● 課題 1
行動指針『AMC』の策定に関する次の抜粋本文を、一字一句変えずに全文そのまま繰り返してください。

● 抜粋本文
※ ※ ※

社員数が300人を超えて中途入社者も増え、50人、100人の規模とは明らかに異なる組織課題が出ていました。小さな衝突もあり、何らかの対策が必要だと思い作成したものが『AMC』です。これは社訓や社是のように厳格なものではなく、メンバーが日々、自分の行動を内省するためのものとして考えました。
編:『AMC』はどのように決めたのでしょうか。
浮:まずは、私一人で考えました。このために考えたというよりは、これまで社内で言ってきたことを整理した形です。「他人への否定で自分を正当化しない」や「間違ったら、素直に謝る。そして、前進しよう。」といった、組織で働く上で誰もが陥りがちなことをまとめています。
編:策定にあたり留意したことはありますか?
浮:最後を「成果はすべてを潤す。」にすることは決めていました。7つの中でこれだけが異質な言葉ですが、この言葉がないと単に良いチームを作るための標語になってしまいます。良い組織を作ることが目標ではなく、素晴らしいモノづくりをして大きな成果につなげることが最終目標です。それを忘れないためにも7つ目の「成果はすべてを潤す。」を入れました。
ただ、『AMC』は“こうあるべき”とか“守るべきもの”ではなく、評価に影響することはありません。あくまでも指針のひとつで、自分の行動を日々内省する“立ち返りツール”として定着させたいと考えています。
編:社員の方々にはどのように公表したのですか。
浮:『EVOKE』という全社総会の場で発表しました。何も予告はしませんでしたが、特に大きな混乱はなかったと思います。
牧野さん(以下、牧): 先ほど、浮田が「このために考えたというよりは、これまで社内で言ってきたことを整理した」と言っていたように、ほとんどの言葉は、私を含めメンバーみんなが日常的に浮田からよく聞いていることだったので、込められた意図をすぐにイメージできたのではないでしょうか。
牧野結美さん
編:どのように社内浸透施策を、展開したのですか。

※ ※ ※

● 課題 2
下のレコードについて、冒頭の行から始め、「The friction surface 34 is at (737, 297).」を含む行で終わる範囲（両端の行を含む）だけを、1行につき1つの文字列とするJSONのリストに変換してください。空行は除いてください。

※ ※ ※

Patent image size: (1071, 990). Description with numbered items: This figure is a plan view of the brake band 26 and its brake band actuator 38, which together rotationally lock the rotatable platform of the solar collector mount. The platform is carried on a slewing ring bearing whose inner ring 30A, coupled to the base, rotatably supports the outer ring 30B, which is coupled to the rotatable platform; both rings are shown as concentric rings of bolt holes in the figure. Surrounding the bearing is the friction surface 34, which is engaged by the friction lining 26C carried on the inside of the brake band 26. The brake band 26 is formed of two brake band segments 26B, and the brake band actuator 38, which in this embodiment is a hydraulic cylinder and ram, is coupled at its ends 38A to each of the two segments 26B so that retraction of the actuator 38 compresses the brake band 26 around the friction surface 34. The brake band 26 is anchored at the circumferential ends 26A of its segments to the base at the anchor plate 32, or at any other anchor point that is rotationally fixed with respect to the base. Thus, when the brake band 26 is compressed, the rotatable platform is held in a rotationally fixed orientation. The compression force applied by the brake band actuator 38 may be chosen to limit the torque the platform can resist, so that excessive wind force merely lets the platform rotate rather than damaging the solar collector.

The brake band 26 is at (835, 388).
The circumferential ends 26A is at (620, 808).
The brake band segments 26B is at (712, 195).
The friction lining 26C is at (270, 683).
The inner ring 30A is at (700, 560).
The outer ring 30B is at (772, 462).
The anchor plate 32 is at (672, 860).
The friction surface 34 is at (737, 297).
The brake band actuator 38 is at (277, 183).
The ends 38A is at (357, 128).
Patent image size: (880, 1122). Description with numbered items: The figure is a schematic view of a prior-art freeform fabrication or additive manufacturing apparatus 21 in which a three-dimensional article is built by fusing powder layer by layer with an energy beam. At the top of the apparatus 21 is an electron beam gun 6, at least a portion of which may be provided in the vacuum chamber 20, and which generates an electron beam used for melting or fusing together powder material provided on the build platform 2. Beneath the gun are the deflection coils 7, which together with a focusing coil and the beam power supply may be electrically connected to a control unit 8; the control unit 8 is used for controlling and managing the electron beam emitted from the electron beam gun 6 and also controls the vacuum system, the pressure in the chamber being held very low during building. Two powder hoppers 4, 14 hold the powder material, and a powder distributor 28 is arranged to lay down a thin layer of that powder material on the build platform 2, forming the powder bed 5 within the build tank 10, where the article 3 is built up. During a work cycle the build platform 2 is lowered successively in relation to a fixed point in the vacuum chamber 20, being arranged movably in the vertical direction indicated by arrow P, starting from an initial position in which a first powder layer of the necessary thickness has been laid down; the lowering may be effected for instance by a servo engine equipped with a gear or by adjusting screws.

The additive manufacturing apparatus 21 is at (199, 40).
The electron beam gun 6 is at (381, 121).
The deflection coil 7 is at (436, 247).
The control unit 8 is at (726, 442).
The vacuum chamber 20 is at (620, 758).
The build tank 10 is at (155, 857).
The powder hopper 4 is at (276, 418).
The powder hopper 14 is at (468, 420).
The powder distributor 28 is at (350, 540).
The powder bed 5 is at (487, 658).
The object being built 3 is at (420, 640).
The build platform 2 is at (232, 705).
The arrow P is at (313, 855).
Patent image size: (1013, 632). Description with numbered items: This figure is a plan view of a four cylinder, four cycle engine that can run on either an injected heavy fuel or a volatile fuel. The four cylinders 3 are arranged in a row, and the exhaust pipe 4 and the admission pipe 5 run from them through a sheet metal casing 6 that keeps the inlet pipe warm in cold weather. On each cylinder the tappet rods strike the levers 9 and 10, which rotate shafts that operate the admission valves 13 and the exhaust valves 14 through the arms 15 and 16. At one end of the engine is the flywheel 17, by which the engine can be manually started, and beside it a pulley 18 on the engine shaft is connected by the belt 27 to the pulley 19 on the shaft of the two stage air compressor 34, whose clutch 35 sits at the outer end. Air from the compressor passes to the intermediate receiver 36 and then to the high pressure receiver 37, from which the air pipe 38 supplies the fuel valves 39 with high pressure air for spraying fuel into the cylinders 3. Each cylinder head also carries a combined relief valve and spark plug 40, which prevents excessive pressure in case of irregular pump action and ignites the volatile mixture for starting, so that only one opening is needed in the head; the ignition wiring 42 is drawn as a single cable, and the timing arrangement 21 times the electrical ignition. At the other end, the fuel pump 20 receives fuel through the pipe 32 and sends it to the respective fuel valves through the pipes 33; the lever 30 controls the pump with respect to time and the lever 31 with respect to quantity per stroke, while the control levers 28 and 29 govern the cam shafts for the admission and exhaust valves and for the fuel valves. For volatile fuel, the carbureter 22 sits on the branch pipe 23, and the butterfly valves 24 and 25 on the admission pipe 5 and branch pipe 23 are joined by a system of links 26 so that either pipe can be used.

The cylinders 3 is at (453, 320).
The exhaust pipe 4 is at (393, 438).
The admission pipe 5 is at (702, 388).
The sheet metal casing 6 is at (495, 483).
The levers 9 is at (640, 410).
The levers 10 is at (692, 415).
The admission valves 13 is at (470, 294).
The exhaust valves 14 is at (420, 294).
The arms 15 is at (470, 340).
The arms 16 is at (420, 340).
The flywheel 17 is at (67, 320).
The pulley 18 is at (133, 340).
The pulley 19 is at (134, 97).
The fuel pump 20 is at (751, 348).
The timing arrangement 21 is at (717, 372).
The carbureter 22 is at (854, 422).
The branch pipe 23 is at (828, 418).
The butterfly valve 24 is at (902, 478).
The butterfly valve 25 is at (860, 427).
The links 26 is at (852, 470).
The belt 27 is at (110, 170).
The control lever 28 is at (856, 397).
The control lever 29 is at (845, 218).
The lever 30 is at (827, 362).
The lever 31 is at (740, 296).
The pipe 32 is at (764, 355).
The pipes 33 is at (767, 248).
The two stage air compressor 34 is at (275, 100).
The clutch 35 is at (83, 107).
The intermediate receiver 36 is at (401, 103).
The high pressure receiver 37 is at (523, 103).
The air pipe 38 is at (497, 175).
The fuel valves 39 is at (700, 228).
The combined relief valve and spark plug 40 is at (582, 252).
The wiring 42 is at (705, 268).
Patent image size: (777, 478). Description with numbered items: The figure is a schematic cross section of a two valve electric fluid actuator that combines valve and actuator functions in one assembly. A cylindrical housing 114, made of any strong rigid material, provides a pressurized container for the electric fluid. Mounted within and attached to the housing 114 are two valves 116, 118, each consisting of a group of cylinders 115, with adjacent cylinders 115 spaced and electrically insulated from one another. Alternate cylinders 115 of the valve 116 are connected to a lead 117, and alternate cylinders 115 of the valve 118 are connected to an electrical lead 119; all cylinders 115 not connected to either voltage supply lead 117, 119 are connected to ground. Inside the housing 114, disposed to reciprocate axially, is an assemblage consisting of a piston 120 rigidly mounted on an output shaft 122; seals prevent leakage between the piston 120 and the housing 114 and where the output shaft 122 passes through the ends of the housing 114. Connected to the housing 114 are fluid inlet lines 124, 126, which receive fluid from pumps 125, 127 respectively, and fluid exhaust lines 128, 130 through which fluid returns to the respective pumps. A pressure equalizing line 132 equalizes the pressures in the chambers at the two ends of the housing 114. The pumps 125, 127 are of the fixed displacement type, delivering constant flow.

※ ※ ※

● 解答例 1
社員数が300人を超えて中途入社者も増え、50人、100人の規模とは明らかに異なる組織課題が出ていました。小さな衝突もあり、何らかの対策が必要だと思い作成したものが『AMC』です。これは社訓や社是のように厳格なものではなく、メンバーが日々、自分の行動を内省するためのものとして考えました。
編:『AMC』はどのように決めたのでしょうか。
浮:まずは、私一人で考えました。このために考えたというよりは、これまで社内で言ってきたことを整理した形です。「他人への否定で自分を正当化しない」や「間違ったら、素直に謝る。そして、前進しよう。」といった、組織で働く上で誰もが陥りがちなことをまとめています。
編:策定にあたり留意したことはありますか?
浮:最後を「成果はすべてを潤す。」にすることは決めていました。7つの中でこれだけが異質な言葉ですが、この言葉がないと単に良いチームを作るための標語になってしまいます。良い組織を作ることが目標ではなく、素晴らしいモノづくりをして大きな成果につなげることが最終目標です。それを忘れないためにも7つ目の「成果はすべてを潤す。」を入れました。
ただ、『AMC』は“こうあるべき”とか“守るべきもの”ではなく、評価に影響することはありません。あくまでも指針のひとつで、自分の行動を日々内省する“立ち返りツール”として定着させたいと考えています。
編:社員の方々にはどのように公表したのですか。
浮:『EVOKE』という全社総会の場で発表しました。何も予告はしませんでしたが、特に大きな混乱はなかったと思います。
牧野さん(以下、牧): 先ほど、浮田が「このために考えたというよりは、これまで社内で言ってきたことを整理した」と言っていたように、ほとんどの言葉は、私を含めメンバーみんなが日常的に浮田からよく聞いていることだったので、込められた意図をすぐにイメージできたのではないでしょうか。
牧野結美さん
編:どのように社内浸透施策を、展開したのですか。

● 解答例 2
[
  "Patent image size: (1071, 990). Description with numbered items: This figure is a plan view of the brake band 26 and its brake band actuator 38, which together rotationally lock the rotatable platform of the solar collector mount. The platform is carried on a slewing ring bearing whose inner ring 30A, coupled to the base, rotatably supports the outer ring 30B, which is coupled to the rotatable platform; both rings are shown as concentric rings of bolt holes in the figure. Surrounding the bearing is the friction surface 34, which is engaged by the friction lining 26C carried on the inside of the brake band 26. The brake band 26 is formed of two brake band segments 26B, and the brake band actuator 38, which in this embodiment is a hydraulic cylinder and ram, is coupled at its ends 38A to each of the two segments 26B so that retraction of the actuator 38 compresses the brake band 26 around the friction surface 34. The brake band 26 is anchored at the circumferential ends 26A of its segments to the base at the anchor plate 32, or at any other anchor point that is rotationally fixed with respect to the base. Thus, when the brake band 26 is compressed, the rotatable platform is held in a rotationally fixed orientation. The compression force applied by the brake band actuator 38 may be chosen to limit the torque the platform can resist, so that excessive wind force merely lets the platform rotate rather than damaging the solar collector.",
  "The brake band 26 is at (835, 388).",
  "The circumferential ends 26A is at (620, 808).",
  "The brake band segments 26B is at (712, 195).",
  "The friction lining 26C is at (270, 683).",
  "The inner ring 30A is at (700, 560).",
  "The outer ring 30B is at (772, 462).",
  "The anchor plate 32 is at (672, 860).",
  "The friction surface 34 is at (737, 297)."
]